YOUR OBJECTIVE: Copy every line in which the string "title" occurs.

─── INPUT ROWS

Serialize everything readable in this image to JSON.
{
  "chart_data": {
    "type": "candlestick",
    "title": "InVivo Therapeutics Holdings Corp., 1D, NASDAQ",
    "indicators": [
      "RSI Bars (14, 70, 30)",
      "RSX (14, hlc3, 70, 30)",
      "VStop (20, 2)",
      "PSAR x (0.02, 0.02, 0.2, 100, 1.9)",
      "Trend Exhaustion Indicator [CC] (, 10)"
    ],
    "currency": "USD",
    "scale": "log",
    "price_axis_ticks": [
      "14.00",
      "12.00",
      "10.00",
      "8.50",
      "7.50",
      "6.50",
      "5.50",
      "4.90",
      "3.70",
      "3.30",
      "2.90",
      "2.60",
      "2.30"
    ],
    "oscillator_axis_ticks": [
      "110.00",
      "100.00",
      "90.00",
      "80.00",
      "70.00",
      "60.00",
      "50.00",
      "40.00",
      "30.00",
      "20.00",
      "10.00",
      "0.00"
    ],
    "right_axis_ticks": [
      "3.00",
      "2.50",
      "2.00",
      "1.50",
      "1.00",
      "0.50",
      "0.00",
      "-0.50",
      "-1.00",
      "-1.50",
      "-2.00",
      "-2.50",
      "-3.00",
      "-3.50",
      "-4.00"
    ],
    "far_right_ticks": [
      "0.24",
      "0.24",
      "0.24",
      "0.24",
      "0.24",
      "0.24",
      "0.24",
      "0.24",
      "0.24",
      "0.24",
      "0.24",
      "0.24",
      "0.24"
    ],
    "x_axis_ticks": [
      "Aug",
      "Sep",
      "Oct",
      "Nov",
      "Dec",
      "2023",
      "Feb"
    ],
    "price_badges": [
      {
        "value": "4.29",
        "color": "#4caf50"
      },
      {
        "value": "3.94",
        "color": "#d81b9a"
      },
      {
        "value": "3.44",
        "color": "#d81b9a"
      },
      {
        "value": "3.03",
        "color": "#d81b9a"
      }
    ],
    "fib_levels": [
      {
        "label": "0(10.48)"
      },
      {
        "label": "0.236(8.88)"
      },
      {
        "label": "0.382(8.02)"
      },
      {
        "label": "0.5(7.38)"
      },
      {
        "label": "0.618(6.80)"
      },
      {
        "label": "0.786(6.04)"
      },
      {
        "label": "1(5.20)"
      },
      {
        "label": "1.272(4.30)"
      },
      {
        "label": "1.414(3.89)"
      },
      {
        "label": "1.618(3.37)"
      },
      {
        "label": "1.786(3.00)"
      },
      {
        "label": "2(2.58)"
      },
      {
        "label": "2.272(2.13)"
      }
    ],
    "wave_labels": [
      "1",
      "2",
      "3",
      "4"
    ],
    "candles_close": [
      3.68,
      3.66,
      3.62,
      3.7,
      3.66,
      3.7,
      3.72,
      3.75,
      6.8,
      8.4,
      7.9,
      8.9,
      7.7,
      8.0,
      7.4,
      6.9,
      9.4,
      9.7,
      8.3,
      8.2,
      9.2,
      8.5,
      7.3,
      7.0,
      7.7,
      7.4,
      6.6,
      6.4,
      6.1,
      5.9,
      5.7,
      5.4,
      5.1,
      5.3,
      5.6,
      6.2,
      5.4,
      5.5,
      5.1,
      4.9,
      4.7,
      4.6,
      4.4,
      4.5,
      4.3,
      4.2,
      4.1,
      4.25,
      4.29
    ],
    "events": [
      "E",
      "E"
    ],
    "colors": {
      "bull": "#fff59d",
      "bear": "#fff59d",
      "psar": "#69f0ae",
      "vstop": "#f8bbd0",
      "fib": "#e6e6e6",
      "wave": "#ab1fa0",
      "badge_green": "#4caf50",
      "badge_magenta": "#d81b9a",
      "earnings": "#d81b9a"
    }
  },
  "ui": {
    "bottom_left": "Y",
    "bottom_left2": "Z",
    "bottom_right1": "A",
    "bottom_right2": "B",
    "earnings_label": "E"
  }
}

──────
─── INPUT ROWS

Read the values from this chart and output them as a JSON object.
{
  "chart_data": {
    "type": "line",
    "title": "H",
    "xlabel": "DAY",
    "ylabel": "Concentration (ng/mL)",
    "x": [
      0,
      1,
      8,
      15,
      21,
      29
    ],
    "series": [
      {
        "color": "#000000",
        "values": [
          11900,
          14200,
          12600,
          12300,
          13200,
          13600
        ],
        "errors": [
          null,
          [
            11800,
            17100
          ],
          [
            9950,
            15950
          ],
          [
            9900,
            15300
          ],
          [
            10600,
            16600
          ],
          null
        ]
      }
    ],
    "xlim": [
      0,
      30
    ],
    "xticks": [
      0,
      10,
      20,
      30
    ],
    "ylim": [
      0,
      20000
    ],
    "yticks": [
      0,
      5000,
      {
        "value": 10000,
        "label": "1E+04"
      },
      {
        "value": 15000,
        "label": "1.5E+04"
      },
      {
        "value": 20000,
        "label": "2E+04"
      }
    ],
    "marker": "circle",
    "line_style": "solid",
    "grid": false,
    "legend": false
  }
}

──────
─── INPUT ROWS

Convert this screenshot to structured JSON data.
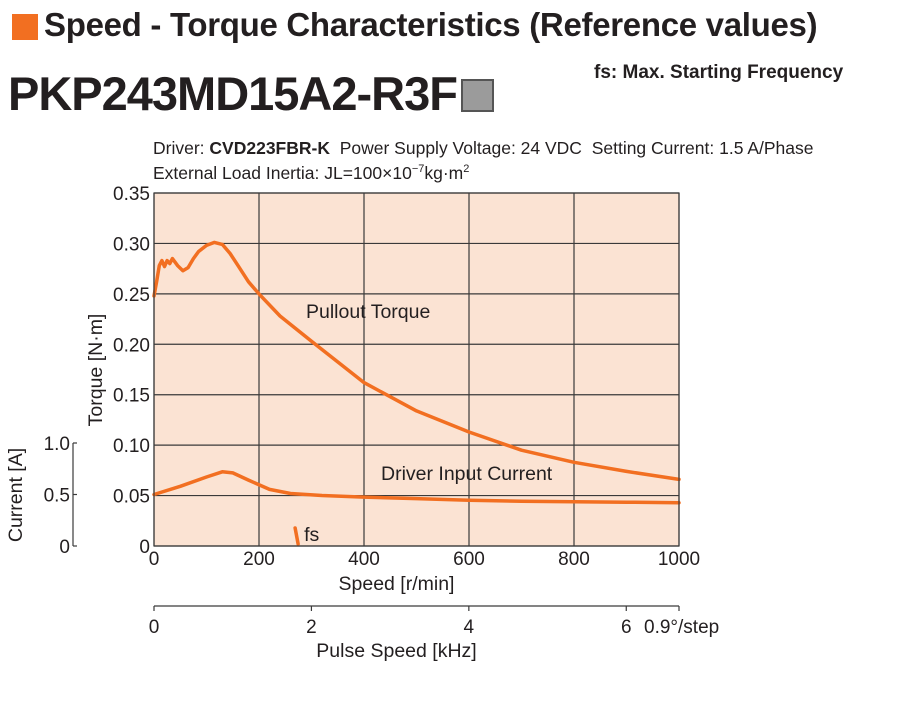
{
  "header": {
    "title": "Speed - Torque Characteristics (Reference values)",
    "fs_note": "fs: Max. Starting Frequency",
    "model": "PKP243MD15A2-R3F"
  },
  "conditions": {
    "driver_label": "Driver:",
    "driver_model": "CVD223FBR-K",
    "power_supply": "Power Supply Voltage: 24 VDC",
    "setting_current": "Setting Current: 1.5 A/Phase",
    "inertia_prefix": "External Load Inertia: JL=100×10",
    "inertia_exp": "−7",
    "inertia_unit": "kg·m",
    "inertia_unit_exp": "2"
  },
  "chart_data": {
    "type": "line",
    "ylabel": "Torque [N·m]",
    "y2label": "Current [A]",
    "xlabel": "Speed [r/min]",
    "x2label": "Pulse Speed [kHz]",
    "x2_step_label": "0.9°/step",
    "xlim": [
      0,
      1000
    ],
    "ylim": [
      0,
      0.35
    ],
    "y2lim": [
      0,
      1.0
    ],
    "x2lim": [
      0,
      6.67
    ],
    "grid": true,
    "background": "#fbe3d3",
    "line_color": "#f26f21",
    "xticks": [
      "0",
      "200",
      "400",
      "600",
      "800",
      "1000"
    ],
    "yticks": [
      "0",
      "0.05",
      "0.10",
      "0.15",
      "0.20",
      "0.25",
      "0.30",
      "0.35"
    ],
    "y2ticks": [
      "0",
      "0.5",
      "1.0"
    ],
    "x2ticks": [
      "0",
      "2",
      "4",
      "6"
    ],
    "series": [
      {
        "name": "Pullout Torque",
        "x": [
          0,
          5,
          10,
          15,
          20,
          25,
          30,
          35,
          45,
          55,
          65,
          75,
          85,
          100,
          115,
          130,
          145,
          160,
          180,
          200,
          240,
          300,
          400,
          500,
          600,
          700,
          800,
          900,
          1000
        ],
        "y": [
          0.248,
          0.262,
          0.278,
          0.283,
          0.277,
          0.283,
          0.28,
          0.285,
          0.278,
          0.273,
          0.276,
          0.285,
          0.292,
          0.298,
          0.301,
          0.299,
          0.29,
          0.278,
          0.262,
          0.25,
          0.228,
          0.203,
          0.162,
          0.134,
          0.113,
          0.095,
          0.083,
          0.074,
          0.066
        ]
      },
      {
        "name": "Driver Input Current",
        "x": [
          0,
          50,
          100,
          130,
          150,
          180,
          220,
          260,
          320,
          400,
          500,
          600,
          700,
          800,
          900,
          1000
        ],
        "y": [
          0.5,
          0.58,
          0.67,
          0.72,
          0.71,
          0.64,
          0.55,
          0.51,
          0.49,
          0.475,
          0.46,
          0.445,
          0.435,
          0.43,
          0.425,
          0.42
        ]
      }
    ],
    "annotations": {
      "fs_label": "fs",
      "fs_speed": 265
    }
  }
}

──────

TASK SOLUTION:
    "title": "InVivo Therapeutics Holdings Corp., 1D, NASDAQ",
    "title": "H",
    "title": "Speed - Torque Characteristics (Reference values)",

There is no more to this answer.